» Work required
Select the lines of the records containing the word "text" and list them.

» Records

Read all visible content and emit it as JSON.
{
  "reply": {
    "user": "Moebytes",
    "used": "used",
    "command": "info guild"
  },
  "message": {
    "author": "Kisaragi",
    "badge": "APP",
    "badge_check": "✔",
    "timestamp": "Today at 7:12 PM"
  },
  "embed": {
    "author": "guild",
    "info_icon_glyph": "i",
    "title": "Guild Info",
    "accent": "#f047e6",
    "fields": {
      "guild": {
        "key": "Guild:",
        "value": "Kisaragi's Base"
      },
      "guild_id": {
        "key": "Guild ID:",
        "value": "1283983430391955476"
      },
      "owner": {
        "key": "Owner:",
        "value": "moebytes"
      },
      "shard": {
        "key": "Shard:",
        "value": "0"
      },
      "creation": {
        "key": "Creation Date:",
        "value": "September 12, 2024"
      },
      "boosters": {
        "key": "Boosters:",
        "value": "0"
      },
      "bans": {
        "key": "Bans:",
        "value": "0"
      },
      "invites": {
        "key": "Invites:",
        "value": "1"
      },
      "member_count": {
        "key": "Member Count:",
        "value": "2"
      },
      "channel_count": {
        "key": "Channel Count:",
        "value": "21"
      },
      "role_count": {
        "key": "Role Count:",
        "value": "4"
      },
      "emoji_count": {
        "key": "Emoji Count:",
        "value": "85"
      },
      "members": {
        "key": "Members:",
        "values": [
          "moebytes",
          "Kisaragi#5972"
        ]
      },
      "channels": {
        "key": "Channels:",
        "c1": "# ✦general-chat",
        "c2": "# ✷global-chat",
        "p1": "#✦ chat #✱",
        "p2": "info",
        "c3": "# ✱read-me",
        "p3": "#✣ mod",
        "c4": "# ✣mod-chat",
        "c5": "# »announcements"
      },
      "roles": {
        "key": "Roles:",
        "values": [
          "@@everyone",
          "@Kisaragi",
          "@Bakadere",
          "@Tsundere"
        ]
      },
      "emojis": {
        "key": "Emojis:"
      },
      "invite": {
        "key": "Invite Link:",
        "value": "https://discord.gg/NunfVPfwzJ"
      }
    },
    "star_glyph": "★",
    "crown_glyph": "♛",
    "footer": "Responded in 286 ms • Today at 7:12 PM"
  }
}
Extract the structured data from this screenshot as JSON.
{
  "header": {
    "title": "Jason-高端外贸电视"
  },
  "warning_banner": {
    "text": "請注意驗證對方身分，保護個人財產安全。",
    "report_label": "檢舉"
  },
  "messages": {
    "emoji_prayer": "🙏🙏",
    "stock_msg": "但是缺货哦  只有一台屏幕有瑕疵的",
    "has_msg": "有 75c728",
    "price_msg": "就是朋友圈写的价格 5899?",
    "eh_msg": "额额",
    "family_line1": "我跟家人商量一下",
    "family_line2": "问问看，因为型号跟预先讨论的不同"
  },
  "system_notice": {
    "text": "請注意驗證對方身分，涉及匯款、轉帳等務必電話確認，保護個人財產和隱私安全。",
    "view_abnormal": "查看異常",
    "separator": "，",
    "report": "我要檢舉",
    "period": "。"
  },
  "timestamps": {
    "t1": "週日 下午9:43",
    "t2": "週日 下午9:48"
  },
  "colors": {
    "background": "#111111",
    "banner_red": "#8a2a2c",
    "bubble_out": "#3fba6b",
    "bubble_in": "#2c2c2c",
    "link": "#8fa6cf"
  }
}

» Answer to the problem
    "text": "請注意驗證對方身分，保護個人財產安全。",
    "text": "請注意驗證對方身分，涉及匯款、轉帳等務必電話確認，保護個人財產和隱私安全。",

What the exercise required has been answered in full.